### Problem details:
Find the word "wanted" in the material below and gather every line that contains it.

start

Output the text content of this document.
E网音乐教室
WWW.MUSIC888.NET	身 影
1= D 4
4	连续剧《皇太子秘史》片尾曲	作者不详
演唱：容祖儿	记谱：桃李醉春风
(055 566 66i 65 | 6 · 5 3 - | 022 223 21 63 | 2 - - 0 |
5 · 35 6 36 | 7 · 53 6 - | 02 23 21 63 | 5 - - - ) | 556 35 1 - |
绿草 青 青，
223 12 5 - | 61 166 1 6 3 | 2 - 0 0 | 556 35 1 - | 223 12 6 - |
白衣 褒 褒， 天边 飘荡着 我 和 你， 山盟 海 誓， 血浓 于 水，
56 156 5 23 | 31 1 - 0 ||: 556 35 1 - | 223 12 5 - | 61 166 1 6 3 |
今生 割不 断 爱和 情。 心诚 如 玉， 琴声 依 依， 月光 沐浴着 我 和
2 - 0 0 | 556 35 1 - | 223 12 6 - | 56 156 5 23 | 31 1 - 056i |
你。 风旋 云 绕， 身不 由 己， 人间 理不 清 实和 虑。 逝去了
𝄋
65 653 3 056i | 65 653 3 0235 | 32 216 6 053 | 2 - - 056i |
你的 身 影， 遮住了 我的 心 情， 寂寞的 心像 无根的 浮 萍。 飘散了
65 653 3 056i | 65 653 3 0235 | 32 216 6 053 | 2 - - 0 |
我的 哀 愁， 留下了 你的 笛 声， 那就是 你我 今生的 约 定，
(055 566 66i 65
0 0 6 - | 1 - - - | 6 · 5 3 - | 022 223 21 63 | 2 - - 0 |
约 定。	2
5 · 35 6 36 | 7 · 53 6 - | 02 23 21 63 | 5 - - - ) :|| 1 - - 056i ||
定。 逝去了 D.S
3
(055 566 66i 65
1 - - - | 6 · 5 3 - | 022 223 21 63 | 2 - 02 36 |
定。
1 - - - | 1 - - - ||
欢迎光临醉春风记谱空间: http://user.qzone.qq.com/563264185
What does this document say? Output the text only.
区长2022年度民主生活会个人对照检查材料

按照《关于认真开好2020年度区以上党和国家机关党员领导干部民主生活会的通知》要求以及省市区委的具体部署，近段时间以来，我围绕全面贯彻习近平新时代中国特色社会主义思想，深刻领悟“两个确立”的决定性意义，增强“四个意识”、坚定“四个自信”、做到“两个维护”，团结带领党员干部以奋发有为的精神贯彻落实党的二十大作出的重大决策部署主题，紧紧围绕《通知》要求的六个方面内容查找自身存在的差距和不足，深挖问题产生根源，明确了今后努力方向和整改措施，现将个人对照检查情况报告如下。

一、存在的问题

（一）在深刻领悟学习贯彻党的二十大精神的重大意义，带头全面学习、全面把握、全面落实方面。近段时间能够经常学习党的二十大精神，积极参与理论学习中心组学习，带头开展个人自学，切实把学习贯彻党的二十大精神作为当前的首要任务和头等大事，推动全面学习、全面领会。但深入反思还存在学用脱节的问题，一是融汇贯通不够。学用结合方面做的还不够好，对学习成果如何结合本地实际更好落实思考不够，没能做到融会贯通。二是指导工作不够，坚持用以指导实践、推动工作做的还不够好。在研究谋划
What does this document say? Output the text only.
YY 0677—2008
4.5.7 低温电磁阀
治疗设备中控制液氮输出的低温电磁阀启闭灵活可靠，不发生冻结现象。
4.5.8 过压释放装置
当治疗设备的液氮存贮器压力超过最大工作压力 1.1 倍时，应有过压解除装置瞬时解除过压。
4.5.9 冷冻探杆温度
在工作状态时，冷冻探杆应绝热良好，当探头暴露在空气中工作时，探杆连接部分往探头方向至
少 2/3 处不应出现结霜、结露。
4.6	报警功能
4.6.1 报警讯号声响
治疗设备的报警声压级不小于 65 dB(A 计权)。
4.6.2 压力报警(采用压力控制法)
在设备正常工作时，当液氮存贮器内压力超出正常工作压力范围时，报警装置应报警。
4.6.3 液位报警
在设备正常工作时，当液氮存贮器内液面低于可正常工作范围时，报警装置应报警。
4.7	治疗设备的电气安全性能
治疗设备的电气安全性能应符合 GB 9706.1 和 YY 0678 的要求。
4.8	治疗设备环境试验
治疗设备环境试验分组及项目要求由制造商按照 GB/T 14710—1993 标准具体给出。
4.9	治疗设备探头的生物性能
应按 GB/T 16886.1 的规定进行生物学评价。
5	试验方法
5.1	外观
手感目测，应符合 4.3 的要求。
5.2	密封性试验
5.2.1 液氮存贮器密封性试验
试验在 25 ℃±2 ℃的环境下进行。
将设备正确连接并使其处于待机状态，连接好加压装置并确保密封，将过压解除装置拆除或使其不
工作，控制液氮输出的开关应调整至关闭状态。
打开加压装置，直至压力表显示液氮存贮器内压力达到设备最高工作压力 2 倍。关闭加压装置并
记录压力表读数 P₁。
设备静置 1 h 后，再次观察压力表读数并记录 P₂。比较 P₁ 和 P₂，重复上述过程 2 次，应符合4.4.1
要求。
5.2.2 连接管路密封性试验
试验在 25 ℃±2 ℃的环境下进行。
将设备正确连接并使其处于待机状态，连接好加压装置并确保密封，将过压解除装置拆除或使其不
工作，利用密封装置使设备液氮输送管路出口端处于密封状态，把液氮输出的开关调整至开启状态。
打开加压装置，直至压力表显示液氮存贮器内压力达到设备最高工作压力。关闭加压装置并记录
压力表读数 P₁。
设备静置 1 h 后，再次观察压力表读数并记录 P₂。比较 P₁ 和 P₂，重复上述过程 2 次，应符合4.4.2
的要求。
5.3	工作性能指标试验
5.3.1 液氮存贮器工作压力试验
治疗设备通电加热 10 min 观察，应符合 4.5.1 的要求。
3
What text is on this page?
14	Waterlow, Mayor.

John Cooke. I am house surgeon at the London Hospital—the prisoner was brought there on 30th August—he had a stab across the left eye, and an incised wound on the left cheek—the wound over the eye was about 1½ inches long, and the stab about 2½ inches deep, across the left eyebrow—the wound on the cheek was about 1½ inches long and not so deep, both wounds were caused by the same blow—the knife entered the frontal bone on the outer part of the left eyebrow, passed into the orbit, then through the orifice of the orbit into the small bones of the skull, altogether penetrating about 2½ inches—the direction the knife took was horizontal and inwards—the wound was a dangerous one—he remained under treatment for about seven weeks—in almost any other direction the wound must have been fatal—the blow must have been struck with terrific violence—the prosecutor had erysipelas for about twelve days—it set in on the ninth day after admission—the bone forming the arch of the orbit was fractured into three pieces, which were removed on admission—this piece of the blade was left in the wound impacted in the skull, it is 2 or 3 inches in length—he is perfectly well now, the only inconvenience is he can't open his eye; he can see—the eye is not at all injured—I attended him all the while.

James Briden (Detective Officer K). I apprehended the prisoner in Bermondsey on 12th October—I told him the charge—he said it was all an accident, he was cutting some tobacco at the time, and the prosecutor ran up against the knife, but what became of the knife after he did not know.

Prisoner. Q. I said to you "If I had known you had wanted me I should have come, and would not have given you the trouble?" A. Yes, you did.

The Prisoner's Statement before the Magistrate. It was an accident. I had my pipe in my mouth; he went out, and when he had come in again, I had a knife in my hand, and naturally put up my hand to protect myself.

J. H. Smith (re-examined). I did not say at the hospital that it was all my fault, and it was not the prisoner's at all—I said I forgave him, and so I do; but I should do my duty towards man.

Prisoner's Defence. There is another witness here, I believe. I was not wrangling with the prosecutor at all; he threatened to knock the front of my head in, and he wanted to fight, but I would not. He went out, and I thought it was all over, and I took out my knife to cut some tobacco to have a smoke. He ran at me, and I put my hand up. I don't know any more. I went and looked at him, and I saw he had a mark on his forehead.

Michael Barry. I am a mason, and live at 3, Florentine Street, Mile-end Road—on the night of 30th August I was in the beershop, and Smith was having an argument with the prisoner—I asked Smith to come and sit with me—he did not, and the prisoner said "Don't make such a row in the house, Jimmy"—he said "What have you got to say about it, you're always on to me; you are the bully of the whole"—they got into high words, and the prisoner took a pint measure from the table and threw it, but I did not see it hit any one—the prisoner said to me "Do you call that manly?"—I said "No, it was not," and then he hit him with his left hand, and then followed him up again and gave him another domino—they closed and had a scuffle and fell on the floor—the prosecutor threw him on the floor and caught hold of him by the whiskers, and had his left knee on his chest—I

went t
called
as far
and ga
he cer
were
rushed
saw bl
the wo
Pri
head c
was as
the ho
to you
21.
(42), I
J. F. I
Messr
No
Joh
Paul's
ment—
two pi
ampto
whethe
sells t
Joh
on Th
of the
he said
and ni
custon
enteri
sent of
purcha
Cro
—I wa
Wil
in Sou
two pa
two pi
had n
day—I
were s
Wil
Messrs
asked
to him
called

end

### Solution below:
Prisoner. Q. I said to you "If I had known you had wanted me I should have come, and would not have given you the trouble?" A. Yes, you did.
Prisoner's Defence. There is another witness here, I believe. I was not wrangling with the prosecutor at all; he threatened to knock the front of my head in, and he wanted to fight, but I would not. He went out, and I thought it was all over, and I took out my knife to cut some tobacco to have a smoke. He ran at me, and I put my hand up. I don't know any more. I went and looked at him, and I saw he had a mark on his forehead.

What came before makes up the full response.